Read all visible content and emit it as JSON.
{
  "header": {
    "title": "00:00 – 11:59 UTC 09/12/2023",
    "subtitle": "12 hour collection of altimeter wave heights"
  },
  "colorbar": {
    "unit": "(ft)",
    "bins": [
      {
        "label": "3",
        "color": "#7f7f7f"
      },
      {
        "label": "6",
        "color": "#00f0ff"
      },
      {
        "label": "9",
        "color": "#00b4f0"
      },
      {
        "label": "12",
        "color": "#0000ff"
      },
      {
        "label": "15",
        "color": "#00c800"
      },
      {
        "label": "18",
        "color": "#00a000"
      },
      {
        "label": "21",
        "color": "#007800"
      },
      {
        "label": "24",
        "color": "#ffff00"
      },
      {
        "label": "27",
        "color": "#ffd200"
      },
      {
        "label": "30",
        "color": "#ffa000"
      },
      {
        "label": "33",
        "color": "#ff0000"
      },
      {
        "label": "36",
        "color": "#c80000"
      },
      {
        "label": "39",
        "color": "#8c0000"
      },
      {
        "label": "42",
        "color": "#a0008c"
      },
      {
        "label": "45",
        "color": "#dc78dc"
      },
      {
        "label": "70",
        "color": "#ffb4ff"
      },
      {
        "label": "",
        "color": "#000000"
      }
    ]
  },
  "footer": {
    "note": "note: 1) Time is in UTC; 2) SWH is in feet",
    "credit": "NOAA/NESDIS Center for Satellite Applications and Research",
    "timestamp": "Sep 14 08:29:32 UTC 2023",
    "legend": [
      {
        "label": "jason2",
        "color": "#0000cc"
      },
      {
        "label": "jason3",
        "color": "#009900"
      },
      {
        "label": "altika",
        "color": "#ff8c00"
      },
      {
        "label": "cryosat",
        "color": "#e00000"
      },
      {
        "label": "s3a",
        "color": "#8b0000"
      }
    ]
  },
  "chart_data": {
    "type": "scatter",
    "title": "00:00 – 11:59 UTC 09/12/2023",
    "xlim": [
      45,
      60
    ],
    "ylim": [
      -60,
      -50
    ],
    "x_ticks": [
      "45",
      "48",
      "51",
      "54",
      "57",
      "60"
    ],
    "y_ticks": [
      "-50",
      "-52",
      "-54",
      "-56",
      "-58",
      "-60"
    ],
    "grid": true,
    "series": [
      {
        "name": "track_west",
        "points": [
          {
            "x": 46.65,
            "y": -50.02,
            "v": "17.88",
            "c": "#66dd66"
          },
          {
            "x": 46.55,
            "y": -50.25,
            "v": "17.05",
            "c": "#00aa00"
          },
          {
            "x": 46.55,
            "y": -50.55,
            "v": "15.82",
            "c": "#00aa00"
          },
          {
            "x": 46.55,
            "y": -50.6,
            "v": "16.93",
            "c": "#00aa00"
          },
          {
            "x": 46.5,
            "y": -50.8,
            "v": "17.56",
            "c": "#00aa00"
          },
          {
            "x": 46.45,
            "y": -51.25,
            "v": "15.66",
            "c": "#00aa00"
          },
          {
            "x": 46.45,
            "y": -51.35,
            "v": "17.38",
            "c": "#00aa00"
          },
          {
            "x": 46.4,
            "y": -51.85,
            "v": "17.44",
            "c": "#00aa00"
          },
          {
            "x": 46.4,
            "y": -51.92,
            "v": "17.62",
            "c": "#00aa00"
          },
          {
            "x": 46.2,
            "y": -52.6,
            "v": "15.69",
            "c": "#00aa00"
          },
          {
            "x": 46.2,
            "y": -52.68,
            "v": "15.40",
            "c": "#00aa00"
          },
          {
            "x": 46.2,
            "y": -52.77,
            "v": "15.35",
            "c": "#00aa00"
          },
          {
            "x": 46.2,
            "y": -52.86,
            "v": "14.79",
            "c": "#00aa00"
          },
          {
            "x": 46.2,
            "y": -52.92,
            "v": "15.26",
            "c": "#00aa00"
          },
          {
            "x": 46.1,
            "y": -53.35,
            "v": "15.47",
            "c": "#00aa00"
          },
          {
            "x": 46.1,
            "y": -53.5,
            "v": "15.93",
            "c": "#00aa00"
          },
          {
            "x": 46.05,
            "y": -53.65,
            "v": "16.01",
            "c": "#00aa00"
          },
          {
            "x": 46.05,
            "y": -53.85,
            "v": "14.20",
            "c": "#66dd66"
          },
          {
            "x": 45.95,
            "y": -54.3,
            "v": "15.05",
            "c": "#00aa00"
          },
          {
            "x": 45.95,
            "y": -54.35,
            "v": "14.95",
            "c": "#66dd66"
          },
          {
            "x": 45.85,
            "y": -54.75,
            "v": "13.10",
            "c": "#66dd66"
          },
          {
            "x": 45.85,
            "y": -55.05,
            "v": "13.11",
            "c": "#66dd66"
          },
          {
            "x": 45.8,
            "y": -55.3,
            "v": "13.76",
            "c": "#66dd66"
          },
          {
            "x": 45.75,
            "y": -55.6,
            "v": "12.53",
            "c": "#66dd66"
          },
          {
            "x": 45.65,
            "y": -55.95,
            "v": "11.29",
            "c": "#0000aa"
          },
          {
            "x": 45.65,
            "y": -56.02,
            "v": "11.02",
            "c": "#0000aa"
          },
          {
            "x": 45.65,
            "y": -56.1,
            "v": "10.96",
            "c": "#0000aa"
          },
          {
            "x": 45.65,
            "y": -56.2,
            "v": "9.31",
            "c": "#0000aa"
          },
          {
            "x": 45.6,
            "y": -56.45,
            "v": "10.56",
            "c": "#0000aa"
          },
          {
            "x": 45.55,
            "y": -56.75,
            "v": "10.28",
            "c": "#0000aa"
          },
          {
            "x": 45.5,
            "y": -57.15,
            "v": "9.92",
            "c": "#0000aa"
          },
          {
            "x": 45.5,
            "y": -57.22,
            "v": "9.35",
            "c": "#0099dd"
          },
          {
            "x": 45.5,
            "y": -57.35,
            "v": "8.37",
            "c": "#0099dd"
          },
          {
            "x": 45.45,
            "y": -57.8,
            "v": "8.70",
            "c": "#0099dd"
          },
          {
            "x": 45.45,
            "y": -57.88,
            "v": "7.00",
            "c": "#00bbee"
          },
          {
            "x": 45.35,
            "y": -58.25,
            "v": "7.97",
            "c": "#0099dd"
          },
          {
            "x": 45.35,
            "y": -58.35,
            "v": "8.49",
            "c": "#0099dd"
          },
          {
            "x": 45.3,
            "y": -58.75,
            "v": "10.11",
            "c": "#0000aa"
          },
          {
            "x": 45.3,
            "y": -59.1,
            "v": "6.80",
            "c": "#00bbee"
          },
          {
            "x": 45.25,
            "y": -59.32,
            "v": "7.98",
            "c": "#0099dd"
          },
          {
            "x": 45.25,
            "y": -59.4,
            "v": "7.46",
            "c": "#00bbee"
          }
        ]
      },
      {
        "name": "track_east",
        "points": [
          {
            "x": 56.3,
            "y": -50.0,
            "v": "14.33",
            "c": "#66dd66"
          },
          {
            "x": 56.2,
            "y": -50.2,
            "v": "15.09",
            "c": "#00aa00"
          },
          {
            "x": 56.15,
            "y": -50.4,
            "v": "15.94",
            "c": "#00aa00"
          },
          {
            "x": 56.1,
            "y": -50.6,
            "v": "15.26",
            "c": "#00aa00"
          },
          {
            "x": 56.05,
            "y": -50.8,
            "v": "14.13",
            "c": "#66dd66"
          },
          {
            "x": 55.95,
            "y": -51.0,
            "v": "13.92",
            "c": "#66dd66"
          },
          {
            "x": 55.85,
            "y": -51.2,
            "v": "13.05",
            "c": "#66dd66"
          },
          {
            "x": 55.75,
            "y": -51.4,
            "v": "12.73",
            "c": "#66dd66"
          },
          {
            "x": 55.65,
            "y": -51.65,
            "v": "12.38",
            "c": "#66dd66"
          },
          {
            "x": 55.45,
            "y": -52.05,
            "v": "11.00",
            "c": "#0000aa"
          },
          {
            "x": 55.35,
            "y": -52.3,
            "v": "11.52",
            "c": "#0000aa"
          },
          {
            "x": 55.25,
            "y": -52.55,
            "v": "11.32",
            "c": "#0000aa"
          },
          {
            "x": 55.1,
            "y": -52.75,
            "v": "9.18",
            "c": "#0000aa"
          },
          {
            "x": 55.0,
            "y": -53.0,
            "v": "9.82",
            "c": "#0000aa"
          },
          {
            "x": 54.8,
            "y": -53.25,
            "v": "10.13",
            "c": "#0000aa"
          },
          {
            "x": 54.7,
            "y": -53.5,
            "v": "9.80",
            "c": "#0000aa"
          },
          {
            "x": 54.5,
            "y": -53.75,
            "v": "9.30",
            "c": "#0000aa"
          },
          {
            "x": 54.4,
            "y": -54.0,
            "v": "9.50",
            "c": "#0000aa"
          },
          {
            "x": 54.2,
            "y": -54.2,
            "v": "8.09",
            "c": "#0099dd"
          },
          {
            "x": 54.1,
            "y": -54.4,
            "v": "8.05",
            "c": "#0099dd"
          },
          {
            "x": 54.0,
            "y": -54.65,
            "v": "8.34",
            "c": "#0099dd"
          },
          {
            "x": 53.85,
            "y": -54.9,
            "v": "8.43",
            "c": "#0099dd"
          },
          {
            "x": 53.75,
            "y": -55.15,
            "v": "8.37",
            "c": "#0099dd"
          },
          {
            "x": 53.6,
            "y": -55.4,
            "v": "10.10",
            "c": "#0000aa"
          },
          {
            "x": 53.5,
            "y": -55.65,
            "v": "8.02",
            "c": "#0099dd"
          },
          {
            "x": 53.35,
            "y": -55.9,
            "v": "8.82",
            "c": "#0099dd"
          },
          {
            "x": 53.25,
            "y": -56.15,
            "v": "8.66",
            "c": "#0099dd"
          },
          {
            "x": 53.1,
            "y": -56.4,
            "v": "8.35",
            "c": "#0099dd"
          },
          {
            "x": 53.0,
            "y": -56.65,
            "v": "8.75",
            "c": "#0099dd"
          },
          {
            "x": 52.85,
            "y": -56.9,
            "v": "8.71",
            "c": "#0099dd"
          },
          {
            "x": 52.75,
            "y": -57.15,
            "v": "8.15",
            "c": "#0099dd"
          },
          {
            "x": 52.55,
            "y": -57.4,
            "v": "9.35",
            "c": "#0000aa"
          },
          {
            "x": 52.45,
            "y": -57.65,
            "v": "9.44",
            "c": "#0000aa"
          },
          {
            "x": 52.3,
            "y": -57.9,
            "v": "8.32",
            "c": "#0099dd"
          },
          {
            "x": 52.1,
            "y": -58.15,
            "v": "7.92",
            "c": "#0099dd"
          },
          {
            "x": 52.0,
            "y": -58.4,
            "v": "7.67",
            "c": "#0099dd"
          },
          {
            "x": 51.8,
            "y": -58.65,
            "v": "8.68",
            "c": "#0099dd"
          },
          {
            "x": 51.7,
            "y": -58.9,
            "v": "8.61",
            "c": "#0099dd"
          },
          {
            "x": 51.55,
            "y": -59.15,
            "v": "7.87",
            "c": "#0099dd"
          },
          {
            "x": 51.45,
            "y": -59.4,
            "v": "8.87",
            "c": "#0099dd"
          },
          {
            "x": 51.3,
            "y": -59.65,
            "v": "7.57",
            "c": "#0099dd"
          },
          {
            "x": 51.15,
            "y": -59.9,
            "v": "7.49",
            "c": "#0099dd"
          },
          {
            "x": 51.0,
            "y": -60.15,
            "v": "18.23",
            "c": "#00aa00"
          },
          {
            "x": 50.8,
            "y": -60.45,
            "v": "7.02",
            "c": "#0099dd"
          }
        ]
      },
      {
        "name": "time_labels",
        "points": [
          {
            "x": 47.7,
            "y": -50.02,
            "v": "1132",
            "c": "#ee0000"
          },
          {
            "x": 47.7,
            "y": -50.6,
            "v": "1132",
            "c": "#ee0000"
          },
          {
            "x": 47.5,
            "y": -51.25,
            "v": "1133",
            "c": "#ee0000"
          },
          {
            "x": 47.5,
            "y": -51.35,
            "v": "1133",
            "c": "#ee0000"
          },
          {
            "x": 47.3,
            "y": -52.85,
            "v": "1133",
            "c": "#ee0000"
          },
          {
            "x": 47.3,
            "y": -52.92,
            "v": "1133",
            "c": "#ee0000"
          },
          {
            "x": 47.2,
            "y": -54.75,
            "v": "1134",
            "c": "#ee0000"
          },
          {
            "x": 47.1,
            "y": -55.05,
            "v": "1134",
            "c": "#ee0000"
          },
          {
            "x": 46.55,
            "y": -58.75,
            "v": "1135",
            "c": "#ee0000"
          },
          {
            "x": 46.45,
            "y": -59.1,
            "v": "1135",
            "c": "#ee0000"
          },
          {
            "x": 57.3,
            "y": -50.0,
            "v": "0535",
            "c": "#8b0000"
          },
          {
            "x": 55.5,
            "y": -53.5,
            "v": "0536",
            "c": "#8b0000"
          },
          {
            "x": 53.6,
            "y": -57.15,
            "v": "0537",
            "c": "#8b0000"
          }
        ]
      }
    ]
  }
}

==================================================

• Goal:
List the lines that contain the word "name".

• Exercise answer:
        "name": "track_west",
        "name": "track_east",
        "name": "time_labels",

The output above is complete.